- _Problem details_: Below are the records. Gather each line that holds "übersetzt".
===============
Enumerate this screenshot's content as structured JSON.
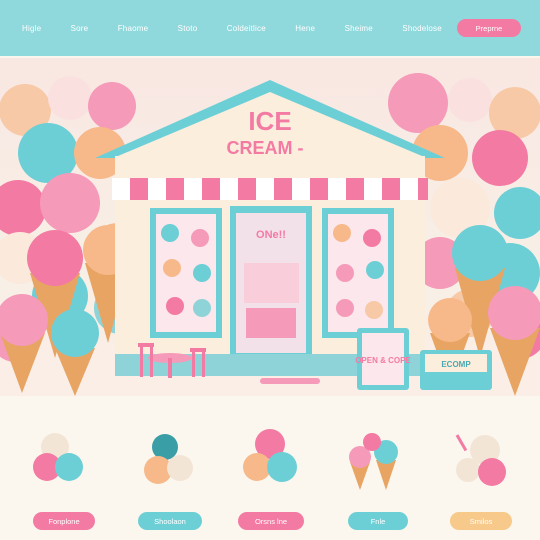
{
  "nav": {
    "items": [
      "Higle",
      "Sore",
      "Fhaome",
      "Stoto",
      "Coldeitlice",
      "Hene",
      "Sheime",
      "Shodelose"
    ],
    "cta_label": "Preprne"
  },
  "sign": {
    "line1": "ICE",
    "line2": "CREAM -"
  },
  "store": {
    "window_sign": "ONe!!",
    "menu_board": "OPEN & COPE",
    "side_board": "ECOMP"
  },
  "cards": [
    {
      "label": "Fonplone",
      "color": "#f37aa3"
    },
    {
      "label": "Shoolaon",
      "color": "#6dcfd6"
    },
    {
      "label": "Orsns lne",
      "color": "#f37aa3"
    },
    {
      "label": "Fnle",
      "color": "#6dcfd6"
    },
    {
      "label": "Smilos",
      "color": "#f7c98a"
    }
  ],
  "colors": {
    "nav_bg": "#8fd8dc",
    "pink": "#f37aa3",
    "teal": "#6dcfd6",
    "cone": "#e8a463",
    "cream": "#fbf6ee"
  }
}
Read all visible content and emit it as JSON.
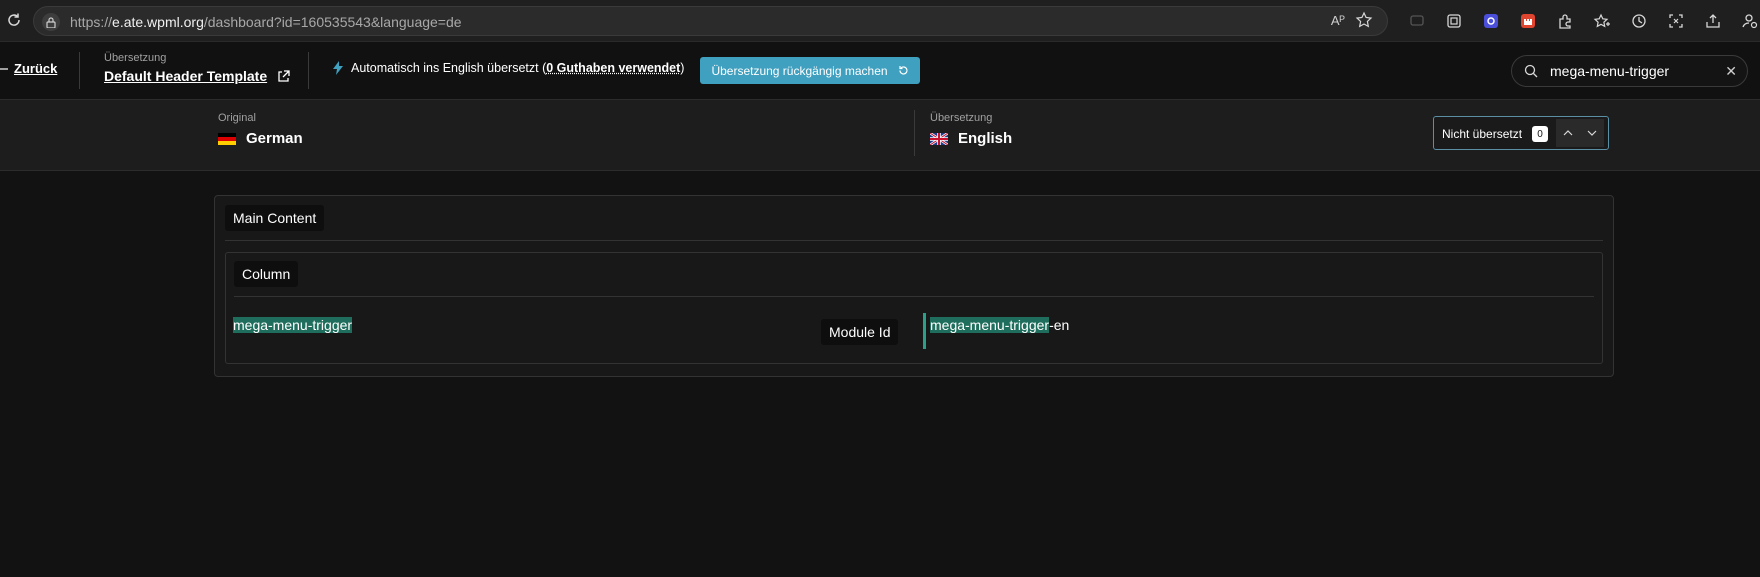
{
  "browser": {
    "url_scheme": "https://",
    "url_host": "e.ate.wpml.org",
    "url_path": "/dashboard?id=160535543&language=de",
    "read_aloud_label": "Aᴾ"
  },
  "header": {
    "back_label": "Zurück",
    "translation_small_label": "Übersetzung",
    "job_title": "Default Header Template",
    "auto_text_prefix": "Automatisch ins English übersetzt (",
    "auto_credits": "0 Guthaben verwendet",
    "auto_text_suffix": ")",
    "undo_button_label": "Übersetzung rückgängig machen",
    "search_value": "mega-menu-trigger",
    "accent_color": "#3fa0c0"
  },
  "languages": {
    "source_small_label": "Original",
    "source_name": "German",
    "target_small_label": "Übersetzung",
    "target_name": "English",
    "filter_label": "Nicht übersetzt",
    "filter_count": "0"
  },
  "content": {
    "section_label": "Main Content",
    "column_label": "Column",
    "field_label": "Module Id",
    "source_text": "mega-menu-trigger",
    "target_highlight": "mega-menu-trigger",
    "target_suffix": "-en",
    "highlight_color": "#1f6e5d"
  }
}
===============
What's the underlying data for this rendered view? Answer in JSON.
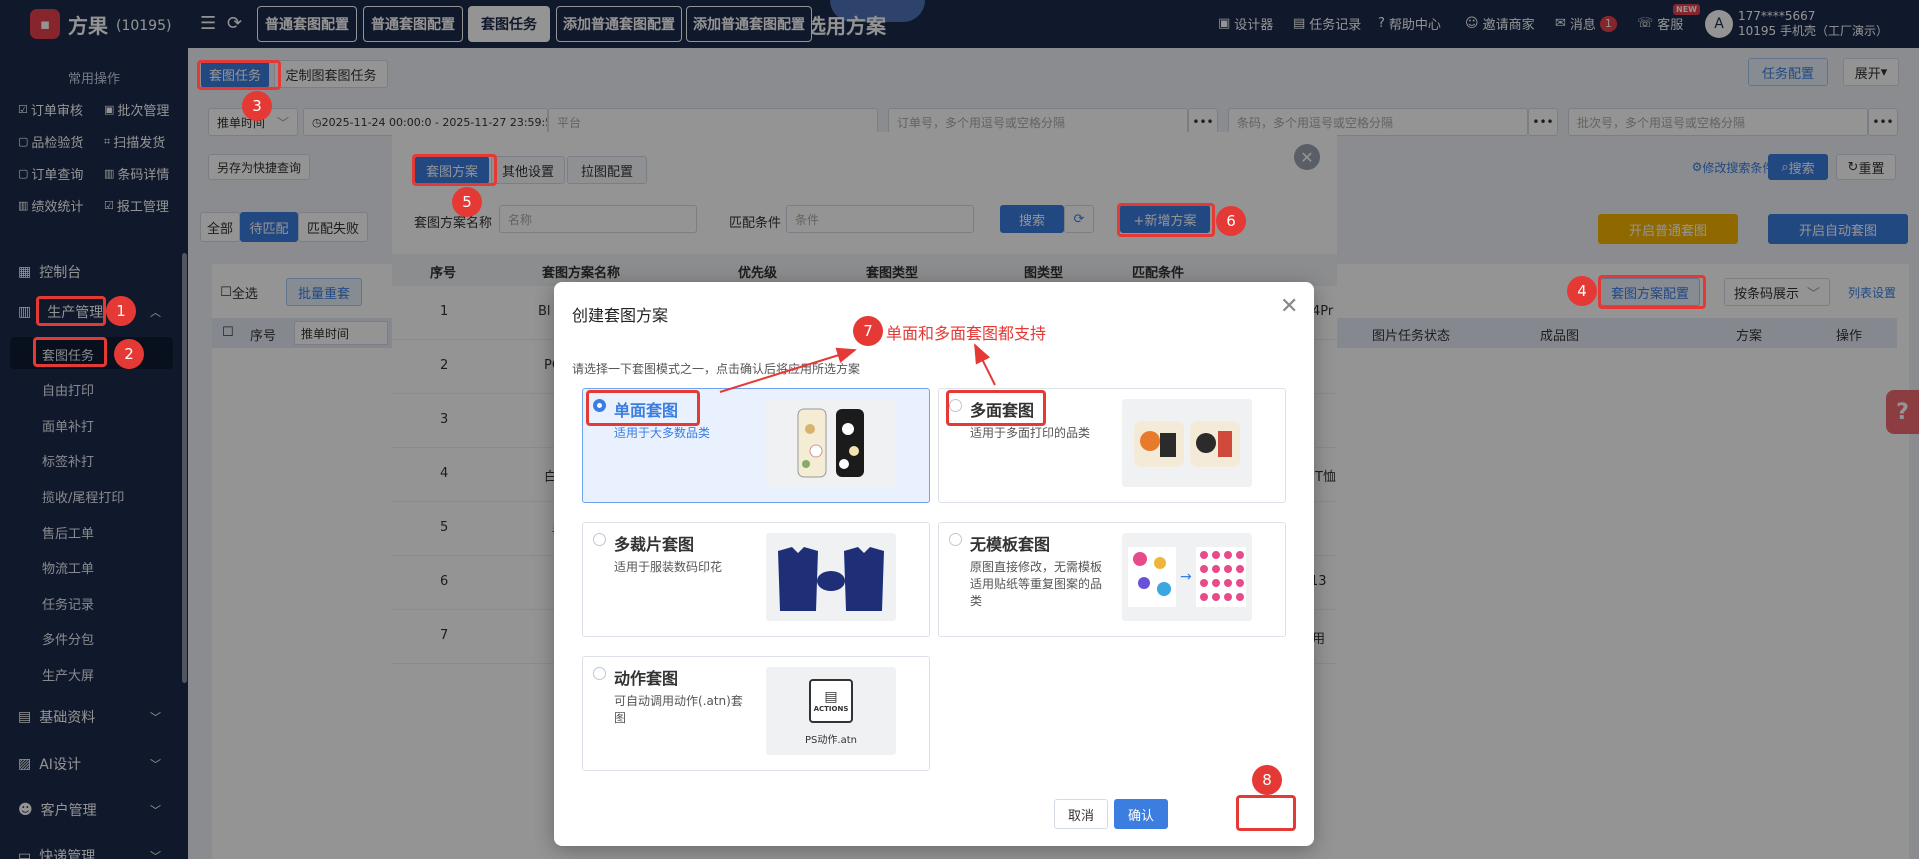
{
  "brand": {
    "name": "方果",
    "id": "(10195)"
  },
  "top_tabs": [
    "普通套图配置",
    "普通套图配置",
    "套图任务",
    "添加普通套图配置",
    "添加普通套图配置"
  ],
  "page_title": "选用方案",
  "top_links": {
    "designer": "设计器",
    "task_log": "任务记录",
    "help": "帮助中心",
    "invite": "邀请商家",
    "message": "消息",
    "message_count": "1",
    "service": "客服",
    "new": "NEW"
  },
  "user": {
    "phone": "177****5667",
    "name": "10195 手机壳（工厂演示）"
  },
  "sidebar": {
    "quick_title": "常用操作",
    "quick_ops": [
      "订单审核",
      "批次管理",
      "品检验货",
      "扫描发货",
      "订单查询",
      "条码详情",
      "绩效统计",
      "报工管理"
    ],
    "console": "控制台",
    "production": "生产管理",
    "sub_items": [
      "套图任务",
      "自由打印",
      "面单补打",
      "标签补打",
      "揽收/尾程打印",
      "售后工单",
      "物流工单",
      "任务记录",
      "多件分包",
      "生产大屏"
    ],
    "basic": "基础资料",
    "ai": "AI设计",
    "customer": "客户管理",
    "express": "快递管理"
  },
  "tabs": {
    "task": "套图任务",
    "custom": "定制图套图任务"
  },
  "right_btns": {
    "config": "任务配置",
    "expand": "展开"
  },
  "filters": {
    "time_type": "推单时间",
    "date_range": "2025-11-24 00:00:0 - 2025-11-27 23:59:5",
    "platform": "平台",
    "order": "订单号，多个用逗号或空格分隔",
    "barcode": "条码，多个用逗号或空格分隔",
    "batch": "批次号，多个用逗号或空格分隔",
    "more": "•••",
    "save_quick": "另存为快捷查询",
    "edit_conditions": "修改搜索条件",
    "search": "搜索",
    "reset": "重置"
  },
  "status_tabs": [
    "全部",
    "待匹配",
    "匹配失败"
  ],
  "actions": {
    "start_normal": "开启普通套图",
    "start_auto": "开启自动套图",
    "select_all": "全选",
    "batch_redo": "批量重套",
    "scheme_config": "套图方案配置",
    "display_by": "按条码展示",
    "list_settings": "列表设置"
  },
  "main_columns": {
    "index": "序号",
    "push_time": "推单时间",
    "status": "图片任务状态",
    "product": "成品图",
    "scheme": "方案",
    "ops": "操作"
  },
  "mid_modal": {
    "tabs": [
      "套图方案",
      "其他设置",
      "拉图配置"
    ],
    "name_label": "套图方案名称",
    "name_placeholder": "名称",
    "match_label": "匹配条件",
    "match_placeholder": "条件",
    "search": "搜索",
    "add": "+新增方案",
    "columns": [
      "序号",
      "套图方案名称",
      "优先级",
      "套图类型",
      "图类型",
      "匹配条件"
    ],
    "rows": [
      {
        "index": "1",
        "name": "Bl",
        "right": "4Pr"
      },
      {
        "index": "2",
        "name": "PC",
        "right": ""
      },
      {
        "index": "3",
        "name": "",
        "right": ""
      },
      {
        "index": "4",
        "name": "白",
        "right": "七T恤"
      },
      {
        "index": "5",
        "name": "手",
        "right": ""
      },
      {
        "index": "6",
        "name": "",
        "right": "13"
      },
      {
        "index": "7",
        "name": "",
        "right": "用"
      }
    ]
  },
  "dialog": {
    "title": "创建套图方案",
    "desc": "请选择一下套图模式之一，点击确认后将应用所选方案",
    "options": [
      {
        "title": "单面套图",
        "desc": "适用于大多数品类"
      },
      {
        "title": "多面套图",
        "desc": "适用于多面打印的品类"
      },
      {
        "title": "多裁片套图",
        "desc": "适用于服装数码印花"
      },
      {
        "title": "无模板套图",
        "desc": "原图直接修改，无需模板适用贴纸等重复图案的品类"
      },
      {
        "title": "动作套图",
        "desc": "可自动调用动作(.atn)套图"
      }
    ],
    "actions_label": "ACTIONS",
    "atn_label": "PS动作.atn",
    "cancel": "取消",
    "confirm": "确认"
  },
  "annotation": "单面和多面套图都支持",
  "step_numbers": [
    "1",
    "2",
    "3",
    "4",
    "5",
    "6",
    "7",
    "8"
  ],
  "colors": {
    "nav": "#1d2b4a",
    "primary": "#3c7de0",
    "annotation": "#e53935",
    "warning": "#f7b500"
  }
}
===============
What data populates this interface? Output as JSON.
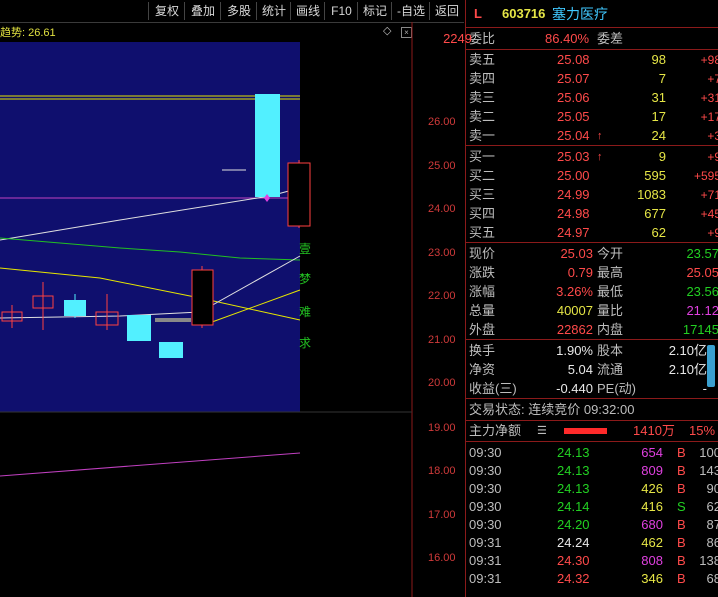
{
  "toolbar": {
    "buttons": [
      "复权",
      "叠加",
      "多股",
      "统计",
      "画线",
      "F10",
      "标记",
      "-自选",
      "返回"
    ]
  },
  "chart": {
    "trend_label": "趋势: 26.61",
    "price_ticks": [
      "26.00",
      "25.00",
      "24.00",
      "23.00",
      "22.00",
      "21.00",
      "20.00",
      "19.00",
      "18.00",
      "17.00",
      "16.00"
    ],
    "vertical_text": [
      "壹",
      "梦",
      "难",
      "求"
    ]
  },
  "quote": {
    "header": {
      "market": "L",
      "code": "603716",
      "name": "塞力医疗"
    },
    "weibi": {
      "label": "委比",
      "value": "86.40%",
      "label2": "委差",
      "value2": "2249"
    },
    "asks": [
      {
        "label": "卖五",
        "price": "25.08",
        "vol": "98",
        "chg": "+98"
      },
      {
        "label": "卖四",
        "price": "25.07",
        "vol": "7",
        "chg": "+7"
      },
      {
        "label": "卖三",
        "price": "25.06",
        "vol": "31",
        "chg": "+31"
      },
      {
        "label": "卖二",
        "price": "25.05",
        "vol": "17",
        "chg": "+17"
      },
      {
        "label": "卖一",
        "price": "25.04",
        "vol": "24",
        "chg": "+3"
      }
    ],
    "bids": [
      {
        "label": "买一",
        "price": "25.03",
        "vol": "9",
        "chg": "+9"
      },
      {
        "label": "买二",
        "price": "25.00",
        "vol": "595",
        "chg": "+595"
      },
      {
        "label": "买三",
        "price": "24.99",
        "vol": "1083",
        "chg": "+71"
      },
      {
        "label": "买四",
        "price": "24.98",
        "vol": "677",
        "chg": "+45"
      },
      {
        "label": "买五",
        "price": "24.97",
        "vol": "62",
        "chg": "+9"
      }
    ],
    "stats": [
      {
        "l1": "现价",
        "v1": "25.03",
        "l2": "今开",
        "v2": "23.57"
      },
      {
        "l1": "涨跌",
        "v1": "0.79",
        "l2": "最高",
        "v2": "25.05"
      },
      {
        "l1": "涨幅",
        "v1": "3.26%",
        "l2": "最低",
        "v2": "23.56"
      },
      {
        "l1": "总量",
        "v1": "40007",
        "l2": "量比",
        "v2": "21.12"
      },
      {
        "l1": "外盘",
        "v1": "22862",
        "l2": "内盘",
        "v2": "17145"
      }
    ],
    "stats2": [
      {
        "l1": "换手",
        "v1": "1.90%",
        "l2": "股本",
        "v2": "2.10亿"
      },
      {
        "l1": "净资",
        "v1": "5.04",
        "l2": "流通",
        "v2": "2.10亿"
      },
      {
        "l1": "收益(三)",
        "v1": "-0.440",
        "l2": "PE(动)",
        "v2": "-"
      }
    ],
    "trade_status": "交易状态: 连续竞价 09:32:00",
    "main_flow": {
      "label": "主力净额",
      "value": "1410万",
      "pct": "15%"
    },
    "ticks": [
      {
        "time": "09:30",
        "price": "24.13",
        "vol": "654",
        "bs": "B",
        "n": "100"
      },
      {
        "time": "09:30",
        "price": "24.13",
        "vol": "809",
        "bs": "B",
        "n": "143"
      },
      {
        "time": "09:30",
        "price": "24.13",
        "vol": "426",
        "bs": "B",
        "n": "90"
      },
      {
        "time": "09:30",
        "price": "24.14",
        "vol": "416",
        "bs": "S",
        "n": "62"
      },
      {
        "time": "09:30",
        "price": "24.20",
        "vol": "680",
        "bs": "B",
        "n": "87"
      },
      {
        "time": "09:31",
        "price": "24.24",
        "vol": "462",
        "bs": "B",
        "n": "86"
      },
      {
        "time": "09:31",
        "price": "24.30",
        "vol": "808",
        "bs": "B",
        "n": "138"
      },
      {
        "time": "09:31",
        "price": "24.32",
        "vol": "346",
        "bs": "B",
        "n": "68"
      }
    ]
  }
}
===============
- _The solution_:
    "auto_text_prefix": "Automatisch ins English übersetzt (",
    "filter_label": "Nicht übersetzt",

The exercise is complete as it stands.